* [Set task]: Scan the data for "this" and copy the lines it appears in.

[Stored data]

--*--

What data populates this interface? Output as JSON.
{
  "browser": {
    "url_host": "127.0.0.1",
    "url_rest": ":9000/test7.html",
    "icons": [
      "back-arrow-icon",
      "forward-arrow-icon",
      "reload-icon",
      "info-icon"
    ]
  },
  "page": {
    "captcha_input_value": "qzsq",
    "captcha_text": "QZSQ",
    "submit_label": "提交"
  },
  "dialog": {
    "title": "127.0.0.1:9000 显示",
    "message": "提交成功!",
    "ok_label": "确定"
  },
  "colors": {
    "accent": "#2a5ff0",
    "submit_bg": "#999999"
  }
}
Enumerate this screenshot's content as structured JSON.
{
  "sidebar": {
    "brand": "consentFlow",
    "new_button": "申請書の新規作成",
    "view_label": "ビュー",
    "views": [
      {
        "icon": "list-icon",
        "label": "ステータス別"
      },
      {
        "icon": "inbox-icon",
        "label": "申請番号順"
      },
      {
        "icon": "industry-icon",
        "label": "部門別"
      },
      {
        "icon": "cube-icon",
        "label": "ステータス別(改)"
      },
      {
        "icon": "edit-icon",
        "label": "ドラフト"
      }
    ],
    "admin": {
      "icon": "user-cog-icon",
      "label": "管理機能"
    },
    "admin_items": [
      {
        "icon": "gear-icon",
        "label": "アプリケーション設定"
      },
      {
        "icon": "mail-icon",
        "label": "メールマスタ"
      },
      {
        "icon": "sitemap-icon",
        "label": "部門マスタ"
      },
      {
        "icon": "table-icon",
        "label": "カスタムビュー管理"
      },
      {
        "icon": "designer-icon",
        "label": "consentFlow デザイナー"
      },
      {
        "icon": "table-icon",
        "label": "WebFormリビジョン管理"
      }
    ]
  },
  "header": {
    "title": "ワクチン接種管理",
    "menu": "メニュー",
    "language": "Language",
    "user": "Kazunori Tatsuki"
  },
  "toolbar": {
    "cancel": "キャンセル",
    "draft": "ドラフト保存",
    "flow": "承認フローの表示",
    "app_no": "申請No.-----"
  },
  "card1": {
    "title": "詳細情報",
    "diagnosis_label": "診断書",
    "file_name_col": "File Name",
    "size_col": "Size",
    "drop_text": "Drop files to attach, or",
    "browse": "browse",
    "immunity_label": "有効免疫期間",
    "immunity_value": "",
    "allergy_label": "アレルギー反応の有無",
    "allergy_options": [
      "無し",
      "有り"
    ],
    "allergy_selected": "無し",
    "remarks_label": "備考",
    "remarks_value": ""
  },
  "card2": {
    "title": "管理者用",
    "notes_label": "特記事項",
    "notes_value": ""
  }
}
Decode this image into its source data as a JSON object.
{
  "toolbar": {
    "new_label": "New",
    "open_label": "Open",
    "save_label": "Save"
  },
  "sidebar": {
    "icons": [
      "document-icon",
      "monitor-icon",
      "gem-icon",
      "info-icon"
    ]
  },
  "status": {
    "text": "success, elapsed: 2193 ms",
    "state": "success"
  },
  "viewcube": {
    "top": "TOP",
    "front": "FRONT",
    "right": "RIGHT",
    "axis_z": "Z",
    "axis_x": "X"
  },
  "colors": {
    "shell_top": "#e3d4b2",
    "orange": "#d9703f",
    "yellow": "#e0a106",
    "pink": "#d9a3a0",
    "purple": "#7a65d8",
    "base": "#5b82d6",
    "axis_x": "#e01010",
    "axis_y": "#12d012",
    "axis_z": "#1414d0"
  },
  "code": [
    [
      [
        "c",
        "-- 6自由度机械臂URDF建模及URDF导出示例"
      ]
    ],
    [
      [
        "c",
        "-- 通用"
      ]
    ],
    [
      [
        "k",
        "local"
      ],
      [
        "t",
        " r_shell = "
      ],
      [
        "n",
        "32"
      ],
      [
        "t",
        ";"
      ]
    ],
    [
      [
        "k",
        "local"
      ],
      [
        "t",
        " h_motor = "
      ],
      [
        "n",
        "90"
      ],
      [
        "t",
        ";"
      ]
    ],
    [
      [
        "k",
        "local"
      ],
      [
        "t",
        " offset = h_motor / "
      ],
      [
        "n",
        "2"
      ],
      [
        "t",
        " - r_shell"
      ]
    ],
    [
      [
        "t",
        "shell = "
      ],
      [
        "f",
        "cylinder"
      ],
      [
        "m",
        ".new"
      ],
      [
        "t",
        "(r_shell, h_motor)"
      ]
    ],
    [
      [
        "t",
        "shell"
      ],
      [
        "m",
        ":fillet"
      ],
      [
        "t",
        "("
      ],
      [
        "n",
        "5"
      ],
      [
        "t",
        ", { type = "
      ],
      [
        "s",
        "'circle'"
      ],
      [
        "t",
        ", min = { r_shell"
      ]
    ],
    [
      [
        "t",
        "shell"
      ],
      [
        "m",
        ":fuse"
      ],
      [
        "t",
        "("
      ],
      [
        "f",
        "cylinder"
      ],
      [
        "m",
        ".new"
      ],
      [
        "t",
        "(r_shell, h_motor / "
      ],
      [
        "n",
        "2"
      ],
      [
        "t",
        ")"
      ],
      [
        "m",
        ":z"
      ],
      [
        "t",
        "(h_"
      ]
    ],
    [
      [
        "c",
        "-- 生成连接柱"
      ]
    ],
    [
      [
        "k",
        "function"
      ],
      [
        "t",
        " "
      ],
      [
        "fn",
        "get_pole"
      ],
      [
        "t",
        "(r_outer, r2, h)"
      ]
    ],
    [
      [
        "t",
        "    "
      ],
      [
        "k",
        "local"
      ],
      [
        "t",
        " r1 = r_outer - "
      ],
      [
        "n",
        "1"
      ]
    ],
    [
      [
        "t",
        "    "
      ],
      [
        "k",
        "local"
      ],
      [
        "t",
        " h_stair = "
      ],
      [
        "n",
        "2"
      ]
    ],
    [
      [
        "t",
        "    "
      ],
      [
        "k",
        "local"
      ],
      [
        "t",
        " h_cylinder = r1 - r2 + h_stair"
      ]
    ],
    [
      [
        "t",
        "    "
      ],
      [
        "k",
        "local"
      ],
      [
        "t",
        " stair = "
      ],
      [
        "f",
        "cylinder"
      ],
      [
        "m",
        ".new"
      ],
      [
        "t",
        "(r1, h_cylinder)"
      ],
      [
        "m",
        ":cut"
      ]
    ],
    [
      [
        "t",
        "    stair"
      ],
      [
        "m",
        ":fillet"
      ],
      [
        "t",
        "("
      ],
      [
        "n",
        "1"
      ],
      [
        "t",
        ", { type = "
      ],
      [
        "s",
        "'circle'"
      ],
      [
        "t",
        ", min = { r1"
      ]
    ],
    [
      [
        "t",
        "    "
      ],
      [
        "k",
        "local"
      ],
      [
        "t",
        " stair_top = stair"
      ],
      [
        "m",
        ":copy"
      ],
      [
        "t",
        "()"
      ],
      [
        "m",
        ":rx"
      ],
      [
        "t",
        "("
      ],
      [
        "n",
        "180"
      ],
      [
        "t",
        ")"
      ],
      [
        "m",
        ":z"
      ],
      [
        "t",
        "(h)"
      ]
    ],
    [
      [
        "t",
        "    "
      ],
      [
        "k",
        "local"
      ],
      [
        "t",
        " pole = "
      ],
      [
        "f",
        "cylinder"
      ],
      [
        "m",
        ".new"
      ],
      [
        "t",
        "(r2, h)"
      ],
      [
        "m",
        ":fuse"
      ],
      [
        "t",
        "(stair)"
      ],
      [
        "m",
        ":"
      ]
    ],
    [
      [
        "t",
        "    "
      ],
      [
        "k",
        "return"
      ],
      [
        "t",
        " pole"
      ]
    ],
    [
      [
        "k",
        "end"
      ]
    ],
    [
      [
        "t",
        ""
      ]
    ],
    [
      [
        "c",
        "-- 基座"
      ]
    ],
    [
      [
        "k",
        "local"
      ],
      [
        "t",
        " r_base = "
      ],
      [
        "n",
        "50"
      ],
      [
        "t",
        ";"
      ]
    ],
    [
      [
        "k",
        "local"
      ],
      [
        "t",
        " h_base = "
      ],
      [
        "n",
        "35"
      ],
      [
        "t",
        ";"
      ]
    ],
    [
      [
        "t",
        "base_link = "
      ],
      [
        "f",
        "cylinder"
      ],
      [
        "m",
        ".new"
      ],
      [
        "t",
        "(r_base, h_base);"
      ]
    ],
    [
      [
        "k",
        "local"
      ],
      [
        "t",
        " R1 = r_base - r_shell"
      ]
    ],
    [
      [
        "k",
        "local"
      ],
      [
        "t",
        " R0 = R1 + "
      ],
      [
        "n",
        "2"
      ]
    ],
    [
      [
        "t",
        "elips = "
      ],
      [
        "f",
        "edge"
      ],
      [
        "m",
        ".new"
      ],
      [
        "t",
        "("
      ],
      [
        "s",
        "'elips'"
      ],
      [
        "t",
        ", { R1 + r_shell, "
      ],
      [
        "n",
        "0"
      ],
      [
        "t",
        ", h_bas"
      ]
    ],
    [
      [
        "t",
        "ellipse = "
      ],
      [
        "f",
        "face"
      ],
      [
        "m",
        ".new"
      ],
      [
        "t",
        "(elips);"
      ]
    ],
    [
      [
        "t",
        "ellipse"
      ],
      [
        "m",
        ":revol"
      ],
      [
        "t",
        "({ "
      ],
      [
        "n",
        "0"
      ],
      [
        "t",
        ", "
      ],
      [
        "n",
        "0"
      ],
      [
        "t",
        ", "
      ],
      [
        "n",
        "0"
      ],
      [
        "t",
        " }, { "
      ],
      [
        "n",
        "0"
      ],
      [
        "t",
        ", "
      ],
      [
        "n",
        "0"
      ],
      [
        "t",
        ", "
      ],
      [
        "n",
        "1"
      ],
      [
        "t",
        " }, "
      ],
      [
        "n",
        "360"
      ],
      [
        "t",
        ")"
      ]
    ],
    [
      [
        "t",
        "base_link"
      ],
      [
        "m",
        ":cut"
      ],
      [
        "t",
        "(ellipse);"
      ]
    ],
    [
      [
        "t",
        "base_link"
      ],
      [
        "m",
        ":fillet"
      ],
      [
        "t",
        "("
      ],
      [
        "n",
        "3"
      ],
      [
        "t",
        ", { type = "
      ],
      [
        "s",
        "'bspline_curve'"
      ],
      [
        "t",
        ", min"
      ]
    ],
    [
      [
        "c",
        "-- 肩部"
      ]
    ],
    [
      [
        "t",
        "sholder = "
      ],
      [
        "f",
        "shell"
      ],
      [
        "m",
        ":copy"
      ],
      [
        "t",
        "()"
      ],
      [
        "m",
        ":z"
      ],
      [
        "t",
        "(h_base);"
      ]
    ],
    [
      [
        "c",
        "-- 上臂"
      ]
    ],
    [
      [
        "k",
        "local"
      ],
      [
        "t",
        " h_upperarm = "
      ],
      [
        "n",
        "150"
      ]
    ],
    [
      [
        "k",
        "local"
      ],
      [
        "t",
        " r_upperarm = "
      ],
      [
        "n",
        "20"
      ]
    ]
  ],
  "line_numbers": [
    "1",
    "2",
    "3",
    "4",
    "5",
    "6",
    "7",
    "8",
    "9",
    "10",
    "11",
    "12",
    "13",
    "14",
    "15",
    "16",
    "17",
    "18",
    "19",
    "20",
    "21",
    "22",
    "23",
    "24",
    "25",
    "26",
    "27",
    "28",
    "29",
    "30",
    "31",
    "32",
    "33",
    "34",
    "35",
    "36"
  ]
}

--*--

* [Task output]:
What data populates this interface? Output as JSON.
Enumerate this screenshot's content as structured JSON.
Decode this image into its source data as a JSON object.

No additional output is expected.